#### [Goal]
Gather every line of the entries that includes the word "avatar".
# start of Exercise input
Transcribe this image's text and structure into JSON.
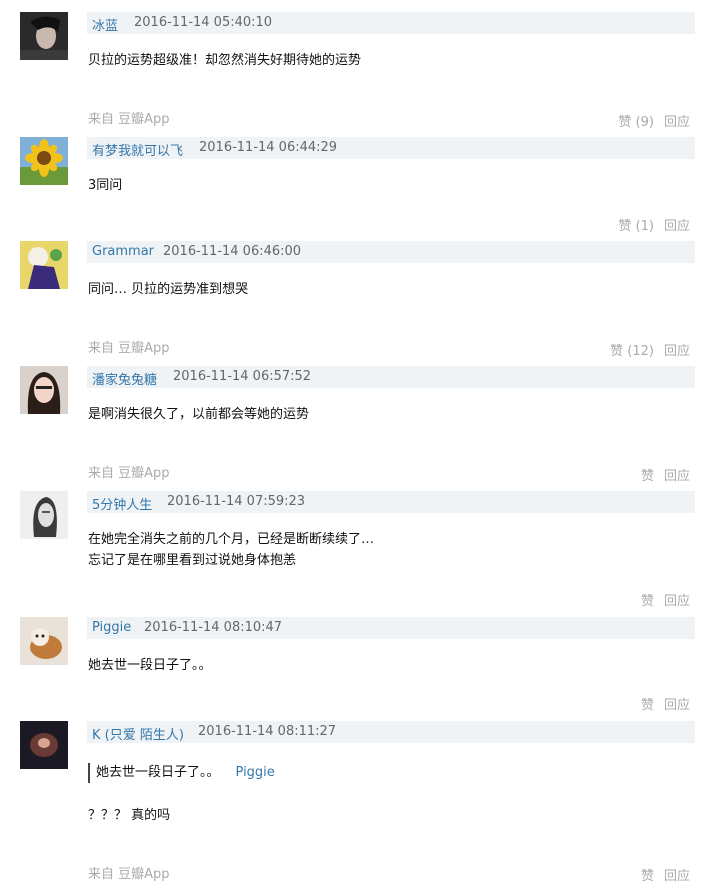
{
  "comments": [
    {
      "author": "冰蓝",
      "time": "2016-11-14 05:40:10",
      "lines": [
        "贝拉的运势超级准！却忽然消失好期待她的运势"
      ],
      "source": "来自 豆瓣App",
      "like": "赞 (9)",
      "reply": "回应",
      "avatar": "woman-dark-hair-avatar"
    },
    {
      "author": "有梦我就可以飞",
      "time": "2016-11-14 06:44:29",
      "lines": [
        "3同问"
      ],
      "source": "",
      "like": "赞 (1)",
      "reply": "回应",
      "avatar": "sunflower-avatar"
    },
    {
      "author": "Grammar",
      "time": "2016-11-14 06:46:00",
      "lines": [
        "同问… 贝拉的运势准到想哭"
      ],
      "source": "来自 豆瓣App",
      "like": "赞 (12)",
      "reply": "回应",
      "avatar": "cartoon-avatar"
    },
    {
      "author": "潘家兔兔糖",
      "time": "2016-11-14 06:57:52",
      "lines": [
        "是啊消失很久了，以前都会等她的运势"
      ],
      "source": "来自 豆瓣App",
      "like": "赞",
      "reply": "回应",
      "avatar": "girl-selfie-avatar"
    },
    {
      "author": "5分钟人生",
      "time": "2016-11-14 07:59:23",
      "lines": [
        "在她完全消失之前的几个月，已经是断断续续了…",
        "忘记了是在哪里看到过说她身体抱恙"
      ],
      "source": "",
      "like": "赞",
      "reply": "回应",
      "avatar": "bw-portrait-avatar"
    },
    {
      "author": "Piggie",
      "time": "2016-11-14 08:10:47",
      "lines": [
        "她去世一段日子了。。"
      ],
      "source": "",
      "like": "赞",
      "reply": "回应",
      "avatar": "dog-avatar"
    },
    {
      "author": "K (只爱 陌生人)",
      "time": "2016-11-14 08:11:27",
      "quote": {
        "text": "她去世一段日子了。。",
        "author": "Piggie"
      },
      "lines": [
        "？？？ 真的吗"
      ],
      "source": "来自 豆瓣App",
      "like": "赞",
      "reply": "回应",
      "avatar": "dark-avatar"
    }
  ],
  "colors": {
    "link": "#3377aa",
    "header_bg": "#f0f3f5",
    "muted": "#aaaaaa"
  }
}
# end of Exercise input
# start of Exercise input
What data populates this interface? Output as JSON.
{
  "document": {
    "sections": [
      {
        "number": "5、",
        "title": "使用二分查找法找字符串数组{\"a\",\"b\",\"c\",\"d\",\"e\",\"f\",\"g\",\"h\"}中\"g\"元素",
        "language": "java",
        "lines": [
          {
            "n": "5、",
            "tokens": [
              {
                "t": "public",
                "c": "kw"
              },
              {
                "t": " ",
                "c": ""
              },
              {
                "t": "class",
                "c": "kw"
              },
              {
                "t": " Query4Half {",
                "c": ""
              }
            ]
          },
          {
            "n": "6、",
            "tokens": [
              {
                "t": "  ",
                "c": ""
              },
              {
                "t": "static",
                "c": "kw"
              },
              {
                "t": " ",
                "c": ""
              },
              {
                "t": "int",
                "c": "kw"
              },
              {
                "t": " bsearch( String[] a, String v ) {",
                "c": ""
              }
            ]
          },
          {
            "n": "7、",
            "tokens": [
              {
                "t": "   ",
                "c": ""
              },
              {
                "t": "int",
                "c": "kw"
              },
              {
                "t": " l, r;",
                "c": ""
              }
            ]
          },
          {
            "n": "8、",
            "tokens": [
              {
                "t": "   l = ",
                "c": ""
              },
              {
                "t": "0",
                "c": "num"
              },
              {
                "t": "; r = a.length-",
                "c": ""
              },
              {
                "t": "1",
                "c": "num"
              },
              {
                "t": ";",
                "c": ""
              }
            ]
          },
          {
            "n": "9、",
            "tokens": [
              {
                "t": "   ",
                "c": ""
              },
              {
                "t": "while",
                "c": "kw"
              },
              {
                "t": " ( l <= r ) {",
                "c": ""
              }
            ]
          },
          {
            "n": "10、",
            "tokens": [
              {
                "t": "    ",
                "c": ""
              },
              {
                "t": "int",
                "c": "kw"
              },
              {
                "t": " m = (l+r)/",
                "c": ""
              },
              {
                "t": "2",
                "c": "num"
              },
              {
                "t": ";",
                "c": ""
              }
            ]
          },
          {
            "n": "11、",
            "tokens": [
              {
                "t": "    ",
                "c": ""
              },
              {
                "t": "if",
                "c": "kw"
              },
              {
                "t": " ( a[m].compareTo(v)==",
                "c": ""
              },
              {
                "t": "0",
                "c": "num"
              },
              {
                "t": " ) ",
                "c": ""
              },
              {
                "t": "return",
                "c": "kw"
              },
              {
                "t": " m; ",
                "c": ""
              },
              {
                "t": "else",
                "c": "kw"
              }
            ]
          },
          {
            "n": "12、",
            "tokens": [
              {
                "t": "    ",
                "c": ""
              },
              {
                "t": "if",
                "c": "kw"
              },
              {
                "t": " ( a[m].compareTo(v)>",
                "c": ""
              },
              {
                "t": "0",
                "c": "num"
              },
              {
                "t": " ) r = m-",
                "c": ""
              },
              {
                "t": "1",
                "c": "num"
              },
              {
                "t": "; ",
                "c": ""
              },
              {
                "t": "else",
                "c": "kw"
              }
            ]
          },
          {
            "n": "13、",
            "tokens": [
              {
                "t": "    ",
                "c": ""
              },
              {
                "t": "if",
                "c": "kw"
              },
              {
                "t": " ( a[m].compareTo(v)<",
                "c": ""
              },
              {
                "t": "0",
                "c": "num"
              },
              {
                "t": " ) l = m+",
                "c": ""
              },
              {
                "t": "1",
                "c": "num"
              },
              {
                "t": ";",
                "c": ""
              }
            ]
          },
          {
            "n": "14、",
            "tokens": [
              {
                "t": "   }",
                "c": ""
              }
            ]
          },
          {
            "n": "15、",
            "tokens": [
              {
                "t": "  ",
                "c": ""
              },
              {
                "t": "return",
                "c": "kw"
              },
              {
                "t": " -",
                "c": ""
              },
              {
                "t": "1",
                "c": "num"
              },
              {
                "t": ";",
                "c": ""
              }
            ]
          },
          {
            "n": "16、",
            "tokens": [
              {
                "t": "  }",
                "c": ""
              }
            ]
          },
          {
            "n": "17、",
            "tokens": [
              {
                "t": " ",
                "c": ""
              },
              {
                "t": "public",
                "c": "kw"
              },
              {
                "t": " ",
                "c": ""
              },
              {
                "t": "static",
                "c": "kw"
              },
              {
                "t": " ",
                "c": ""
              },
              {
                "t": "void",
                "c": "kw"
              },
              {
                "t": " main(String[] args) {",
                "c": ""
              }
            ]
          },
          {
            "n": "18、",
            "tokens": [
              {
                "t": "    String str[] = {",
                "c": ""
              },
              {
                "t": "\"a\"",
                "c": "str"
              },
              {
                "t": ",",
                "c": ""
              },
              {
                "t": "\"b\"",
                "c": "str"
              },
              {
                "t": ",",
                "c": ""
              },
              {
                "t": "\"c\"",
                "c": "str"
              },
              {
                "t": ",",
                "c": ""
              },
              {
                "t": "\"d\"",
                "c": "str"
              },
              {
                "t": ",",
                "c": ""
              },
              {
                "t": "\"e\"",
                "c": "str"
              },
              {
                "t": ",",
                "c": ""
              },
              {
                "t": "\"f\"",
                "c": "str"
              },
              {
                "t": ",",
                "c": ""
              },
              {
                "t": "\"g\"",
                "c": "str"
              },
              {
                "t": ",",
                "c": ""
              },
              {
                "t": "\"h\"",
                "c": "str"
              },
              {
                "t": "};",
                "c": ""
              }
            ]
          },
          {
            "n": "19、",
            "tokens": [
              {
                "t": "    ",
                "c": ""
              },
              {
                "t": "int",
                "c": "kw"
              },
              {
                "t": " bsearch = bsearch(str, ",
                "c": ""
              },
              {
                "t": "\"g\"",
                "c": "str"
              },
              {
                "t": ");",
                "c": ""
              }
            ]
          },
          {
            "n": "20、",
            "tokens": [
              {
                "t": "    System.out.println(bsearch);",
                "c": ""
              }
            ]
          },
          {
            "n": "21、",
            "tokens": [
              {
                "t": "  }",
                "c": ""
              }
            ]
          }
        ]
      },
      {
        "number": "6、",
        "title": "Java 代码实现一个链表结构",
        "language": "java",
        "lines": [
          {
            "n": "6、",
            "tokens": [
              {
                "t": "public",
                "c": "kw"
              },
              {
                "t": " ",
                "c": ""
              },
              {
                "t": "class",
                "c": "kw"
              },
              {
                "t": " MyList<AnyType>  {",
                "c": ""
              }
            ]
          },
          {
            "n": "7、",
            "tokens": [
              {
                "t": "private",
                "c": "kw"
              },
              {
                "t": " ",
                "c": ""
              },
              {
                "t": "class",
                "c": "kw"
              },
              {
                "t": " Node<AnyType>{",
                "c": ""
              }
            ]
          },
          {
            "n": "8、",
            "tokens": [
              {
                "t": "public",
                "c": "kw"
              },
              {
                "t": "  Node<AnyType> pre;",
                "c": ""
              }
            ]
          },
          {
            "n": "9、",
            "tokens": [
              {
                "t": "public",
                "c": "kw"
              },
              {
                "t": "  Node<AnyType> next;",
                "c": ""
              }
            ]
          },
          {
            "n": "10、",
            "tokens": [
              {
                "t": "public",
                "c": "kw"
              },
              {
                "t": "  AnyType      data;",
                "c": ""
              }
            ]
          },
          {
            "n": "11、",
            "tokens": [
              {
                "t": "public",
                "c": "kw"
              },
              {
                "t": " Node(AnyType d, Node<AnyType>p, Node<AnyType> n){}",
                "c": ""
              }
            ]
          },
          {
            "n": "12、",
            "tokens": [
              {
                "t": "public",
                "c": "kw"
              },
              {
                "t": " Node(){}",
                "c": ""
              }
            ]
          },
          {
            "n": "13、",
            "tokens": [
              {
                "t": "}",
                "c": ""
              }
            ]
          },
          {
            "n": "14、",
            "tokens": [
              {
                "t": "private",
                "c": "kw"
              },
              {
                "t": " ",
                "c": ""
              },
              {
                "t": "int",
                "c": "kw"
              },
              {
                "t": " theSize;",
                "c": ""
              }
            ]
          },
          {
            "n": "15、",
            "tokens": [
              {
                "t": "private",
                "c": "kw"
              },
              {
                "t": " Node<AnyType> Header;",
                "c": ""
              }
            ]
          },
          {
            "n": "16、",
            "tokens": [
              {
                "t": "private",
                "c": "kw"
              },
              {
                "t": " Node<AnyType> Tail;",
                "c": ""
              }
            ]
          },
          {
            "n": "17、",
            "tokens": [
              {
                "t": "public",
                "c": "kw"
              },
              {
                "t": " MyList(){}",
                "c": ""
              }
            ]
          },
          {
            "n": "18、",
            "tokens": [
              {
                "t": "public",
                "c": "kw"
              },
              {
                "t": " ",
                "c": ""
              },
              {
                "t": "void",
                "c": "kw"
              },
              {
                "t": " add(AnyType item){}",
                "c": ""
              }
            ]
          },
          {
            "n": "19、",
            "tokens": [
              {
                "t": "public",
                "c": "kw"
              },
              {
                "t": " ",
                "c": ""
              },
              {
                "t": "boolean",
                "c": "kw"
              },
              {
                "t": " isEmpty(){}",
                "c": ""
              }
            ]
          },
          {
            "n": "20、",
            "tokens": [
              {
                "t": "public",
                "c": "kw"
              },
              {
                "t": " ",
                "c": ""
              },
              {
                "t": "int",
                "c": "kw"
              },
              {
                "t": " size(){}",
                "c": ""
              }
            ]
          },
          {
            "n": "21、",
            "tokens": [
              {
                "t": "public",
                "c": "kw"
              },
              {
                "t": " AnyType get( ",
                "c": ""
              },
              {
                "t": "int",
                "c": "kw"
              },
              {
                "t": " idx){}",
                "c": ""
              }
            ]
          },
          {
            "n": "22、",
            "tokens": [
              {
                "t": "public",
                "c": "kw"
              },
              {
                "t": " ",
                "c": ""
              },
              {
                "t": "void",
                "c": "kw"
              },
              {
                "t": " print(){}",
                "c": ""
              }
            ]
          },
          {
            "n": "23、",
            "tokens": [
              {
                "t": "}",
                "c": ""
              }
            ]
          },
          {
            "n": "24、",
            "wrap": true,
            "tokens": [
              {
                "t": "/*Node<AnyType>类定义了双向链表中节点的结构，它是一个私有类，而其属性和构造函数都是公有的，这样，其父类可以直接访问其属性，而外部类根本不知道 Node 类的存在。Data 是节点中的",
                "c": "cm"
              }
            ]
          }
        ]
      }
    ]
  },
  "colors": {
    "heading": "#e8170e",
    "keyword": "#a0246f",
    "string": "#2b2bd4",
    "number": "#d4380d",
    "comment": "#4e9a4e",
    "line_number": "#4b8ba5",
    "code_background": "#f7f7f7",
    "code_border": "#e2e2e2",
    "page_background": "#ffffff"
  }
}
# end of Exercise input
# start of Exercise input
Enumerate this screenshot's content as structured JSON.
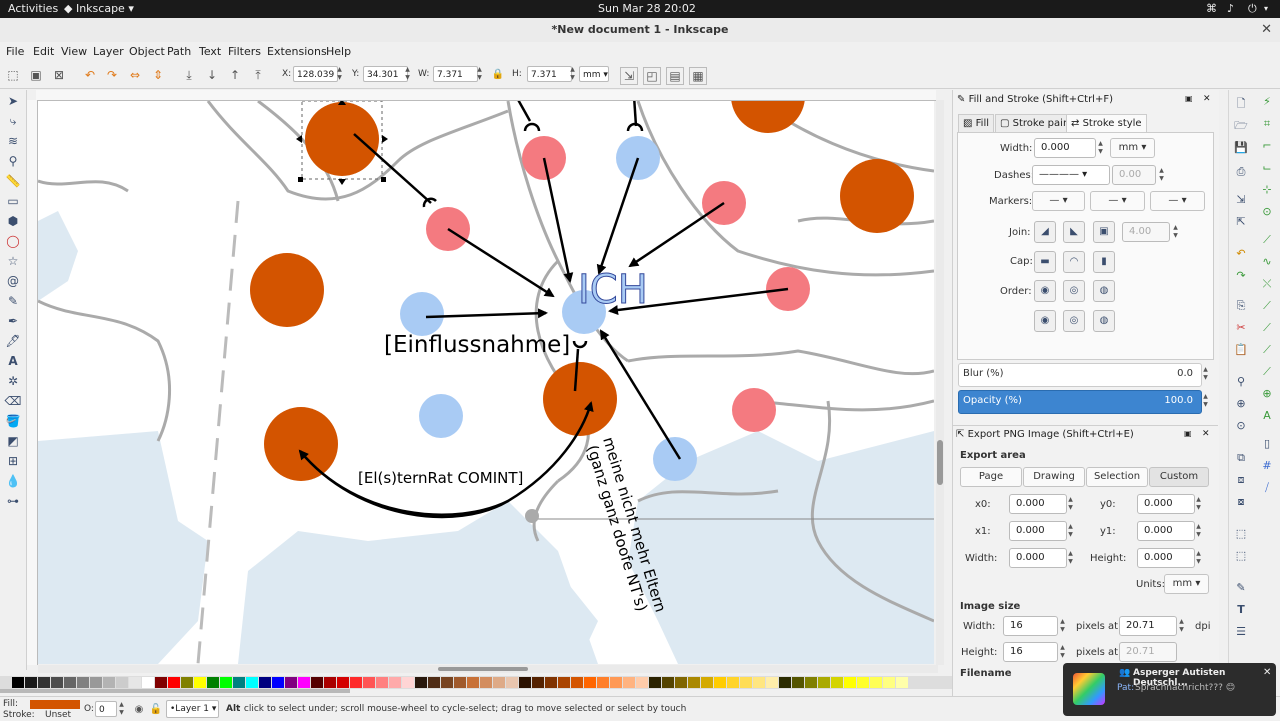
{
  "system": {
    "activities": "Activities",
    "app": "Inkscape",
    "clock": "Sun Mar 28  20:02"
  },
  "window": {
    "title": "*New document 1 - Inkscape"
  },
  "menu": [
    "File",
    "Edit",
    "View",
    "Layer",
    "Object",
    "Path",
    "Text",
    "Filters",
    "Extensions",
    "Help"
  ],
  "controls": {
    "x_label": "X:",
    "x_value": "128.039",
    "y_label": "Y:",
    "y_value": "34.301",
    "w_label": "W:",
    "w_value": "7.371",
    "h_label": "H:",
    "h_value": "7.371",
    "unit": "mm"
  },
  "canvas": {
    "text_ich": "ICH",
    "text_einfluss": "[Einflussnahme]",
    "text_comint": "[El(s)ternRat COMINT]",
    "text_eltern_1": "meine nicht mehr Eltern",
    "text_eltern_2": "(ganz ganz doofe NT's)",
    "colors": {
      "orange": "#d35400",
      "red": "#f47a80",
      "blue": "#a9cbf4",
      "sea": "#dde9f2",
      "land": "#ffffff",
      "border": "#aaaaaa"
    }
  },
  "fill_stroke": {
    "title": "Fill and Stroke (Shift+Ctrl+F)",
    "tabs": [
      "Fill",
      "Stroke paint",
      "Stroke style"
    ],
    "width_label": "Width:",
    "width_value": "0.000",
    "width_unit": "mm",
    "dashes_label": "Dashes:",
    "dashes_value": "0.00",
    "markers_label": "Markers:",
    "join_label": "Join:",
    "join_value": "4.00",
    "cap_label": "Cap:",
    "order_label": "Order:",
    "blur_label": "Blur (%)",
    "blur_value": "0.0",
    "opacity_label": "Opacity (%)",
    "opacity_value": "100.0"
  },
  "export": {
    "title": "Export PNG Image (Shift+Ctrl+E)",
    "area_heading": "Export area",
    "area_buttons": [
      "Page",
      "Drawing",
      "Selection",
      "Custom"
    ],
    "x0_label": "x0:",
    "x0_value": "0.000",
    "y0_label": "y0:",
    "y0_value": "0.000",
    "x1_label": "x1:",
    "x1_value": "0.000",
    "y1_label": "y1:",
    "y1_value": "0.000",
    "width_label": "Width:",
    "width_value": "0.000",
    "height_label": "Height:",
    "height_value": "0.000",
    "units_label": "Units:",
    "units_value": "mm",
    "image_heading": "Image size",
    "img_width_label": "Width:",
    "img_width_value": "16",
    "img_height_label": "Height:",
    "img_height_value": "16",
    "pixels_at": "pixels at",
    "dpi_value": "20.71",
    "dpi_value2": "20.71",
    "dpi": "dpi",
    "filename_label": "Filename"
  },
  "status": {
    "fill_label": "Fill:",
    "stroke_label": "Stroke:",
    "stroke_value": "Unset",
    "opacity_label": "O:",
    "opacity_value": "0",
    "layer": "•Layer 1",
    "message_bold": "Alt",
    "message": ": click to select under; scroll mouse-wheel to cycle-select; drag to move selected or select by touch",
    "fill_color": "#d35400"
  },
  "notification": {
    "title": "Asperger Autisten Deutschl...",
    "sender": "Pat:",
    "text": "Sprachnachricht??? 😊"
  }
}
# end of Exercise input
#### [Solved problem]
      "avatar": "woman-dark-hair-avatar"
      "avatar": "sunflower-avatar"
      "avatar": "cartoon-avatar"
      "avatar": "girl-selfie-avatar"
      "avatar": "bw-portrait-avatar"
      "avatar": "dog-avatar"
      "avatar": "dark-avatar"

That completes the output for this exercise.